■ Stored data:
※

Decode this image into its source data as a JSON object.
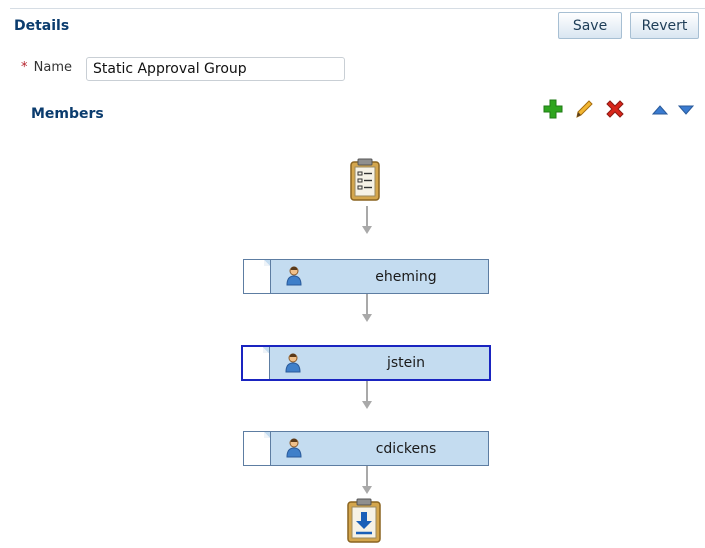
{
  "header": {
    "title": "Details",
    "save_label": "Save",
    "revert_label": "Revert"
  },
  "name_field": {
    "required_marker": "*",
    "label": "Name",
    "value": "Static Approval Group"
  },
  "members": {
    "heading": "Members",
    "toolbar_icons": [
      "add-icon",
      "edit-icon",
      "delete-icon",
      "move-up-icon",
      "move-down-icon"
    ],
    "items": [
      {
        "username": "eheming",
        "selected": false
      },
      {
        "username": "jstein",
        "selected": true
      },
      {
        "username": "cdickens",
        "selected": false
      }
    ]
  },
  "colors": {
    "heading": "#0b3c6e",
    "node_fill": "#c4dcf0",
    "node_border": "#5d7da2",
    "selected_border": "#1a24c0",
    "add": "#2fa51f",
    "delete": "#d8261b"
  }
}
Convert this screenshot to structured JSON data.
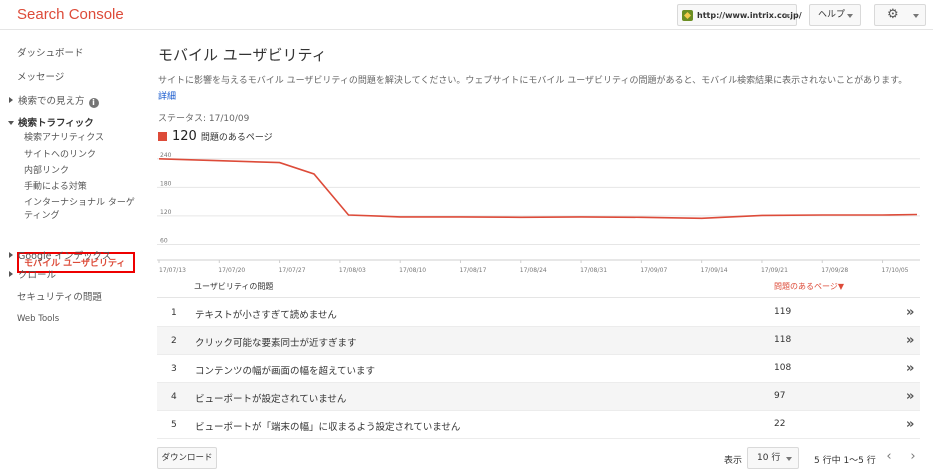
{
  "header": {
    "logo": "Search Console",
    "site": "http://www.intrix.co.jp/",
    "help": "ヘルプ",
    "settings_icon": "gear-icon"
  },
  "sidebar": {
    "dashboard": "ダッシュボード",
    "messages": "メッセージ",
    "search_appearance": "検索での見え方",
    "search_traffic": "検索トラフィック",
    "traffic_items": [
      "検索アナリティクス",
      "サイトへのリンク",
      "内部リンク",
      "手動による対策",
      "インターナショナル ターゲ",
      "ティング"
    ],
    "active_item": "モバイル ユーザビリティ",
    "google_index": "Google インデックス",
    "crawl": "クロール",
    "security": "セキュリティの問題",
    "web_tools": "Web Tools"
  },
  "main": {
    "title": "モバイル ユーザビリティ",
    "description": "サイトに影響を与えるモバイル ユーザビリティの問題を解決してください。ウェブサイトにモバイル ユーザビリティの問題があると、モバイル検索結果に表示されないことがあります。",
    "details_link": "詳細",
    "status": "ステータス: 17/10/09",
    "legend_count": "120",
    "legend_label": "問題のあるページ",
    "accent_color": "#dd4b39"
  },
  "chart_data": {
    "type": "line",
    "y_ticks": [
      "240",
      "180",
      "120",
      "60"
    ],
    "ylim": [
      40,
      250
    ],
    "x_ticks": [
      "17/07/13",
      "17/07/20",
      "17/07/27",
      "17/08/03",
      "17/08/10",
      "17/08/17",
      "17/08/24",
      "17/08/31",
      "17/09/07",
      "17/09/14",
      "17/09/21",
      "17/09/28",
      "17/10/05"
    ],
    "series": [
      {
        "color": "#dd4b39",
        "x": [
          "17/07/13",
          "17/07/20",
          "17/07/27",
          "17/07/31",
          "17/08/04",
          "17/08/10",
          "17/08/17",
          "17/08/24",
          "17/08/31",
          "17/09/07",
          "17/09/14",
          "17/09/21",
          "17/09/28",
          "17/10/05",
          "17/10/09"
        ],
        "values": [
          240,
          236,
          232,
          208,
          122,
          118,
          118,
          117,
          118,
          117,
          115,
          121,
          122,
          122,
          123
        ]
      }
    ]
  },
  "table": {
    "col_issue": "ユーザビリティの問題",
    "col_pages": "問題のあるページ▼",
    "rows": [
      {
        "num": "1",
        "issue": "テキストが小さすぎて読めません",
        "count": "119"
      },
      {
        "num": "2",
        "issue": "クリック可能な要素同士が近すぎます",
        "count": "118"
      },
      {
        "num": "3",
        "issue": "コンテンツの幅が画面の幅を超えています",
        "count": "108"
      },
      {
        "num": "4",
        "issue": "ビューポートが設定されていません",
        "count": "97"
      },
      {
        "num": "5",
        "issue": "ビューポートが「端末の幅」に収まるよう設定されていません",
        "count": "22"
      }
    ],
    "chevron": "»"
  },
  "footer": {
    "download": "ダウンロード",
    "show": "表示",
    "rows_per_page": "10 行",
    "range": "5 行中 1～5 行",
    "prev": "‹",
    "next": "›"
  }
}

※

■ What is asked: Repeat all of the data above word for word, minus the pictures.

■ Solution to this problem:
Decode this image into its source data as a JSON object.
{
  "header": {
    "title": "Details",
    "save_label": "Save",
    "revert_label": "Revert"
  },
  "name_field": {
    "required_marker": "*",
    "label": "Name",
    "value": "Static Approval Group"
  },
  "members": {
    "heading": "Members",
    "toolbar_icons": [
      "add-icon",
      "edit-icon",
      "delete-icon",
      "move-up-icon",
      "move-down-icon"
    ],
    "items": [
      {
        "username": "eheming",
        "selected": false
      },
      {
        "username": "jstein",
        "selected": true
      },
      {
        "username": "cdickens",
        "selected": false
      }
    ]
  },
  "colors": {
    "heading": "#0b3c6e",
    "node_fill": "#c4dcf0",
    "node_border": "#5d7da2",
    "selected_border": "#1a24c0",
    "add": "#2fa51f",
    "delete": "#d8261b"
  }
}
Convert this screenshot to structured JSON data.
{
  "header": {
    "logo": "Search Console",
    "site": "http://www.intrix.co.jp/",
    "help": "ヘルプ",
    "settings_icon": "gear-icon"
  },
  "sidebar": {
    "dashboard": "ダッシュボード",
    "messages": "メッセージ",
    "search_appearance": "検索での見え方",
    "search_traffic": "検索トラフィック",
    "traffic_items": [
      "検索アナリティクス",
      "サイトへのリンク",
      "内部リンク",
      "手動による対策",
      "インターナショナル ターゲ",
      "ティング"
    ],
    "active_item": "モバイル ユーザビリティ",
    "google_index": "Google インデックス",
    "crawl": "クロール",
    "security": "セキュリティの問題",
    "web_tools": "Web Tools"
  },
  "main": {
    "title": "モバイル ユーザビリティ",
    "description": "サイトに影響を与えるモバイル ユーザビリティの問題を解決してください。ウェブサイトにモバイル ユーザビリティの問題があると、モバイル検索結果に表示されないことがあります。",
    "details_link": "詳細",
    "status": "ステータス: 17/10/09",
    "legend_count": "120",
    "legend_label": "問題のあるページ",
    "accent_color": "#dd4b39"
  },
  "chart_data": {
    "type": "line",
    "y_ticks": [
      "240",
      "180",
      "120",
      "60"
    ],
    "ylim": [
      40,
      250
    ],
    "x_ticks": [
      "17/07/13",
      "17/07/20",
      "17/07/27",
      "17/08/03",
      "17/08/10",
      "17/08/17",
      "17/08/24",
      "17/08/31",
      "17/09/07",
      "17/09/14",
      "17/09/21",
      "17/09/28",
      "17/10/05"
    ],
    "series": [
      {
        "color": "#dd4b39",
        "x": [
          "17/07/13",
          "17/07/20",
          "17/07/27",
          "17/07/31",
          "17/08/04",
          "17/08/10",
          "17/08/17",
          "17/08/24",
          "17/08/31",
          "17/09/07",
          "17/09/14",
          "17/09/21",
          "17/09/28",
          "17/10/05",
          "17/10/09"
        ],
        "values": [
          240,
          236,
          232,
          208,
          122,
          118,
          118,
          117,
          118,
          117,
          115,
          121,
          122,
          122,
          123
        ]
      }
    ]
  },
  "table": {
    "col_issue": "ユーザビリティの問題",
    "col_pages": "問題のあるページ▼",
    "rows": [
      {
        "num": "1",
        "issue": "テキストが小さすぎて読めません",
        "count": "119"
      },
      {
        "num": "2",
        "issue": "クリック可能な要素同士が近すぎます",
        "count": "118"
      },
      {
        "num": "3",
        "issue": "コンテンツの幅が画面の幅を超えています",
        "count": "108"
      },
      {
        "num": "4",
        "issue": "ビューポートが設定されていません",
        "count": "97"
      },
      {
        "num": "5",
        "issue": "ビューポートが「端末の幅」に収まるよう設定されていません",
        "count": "22"
      }
    ],
    "chevron": "»"
  },
  "footer": {
    "download": "ダウンロード",
    "show": "表示",
    "rows_per_page": "10 行",
    "range": "5 行中 1～5 行",
    "prev": "‹",
    "next": "›"
  }
}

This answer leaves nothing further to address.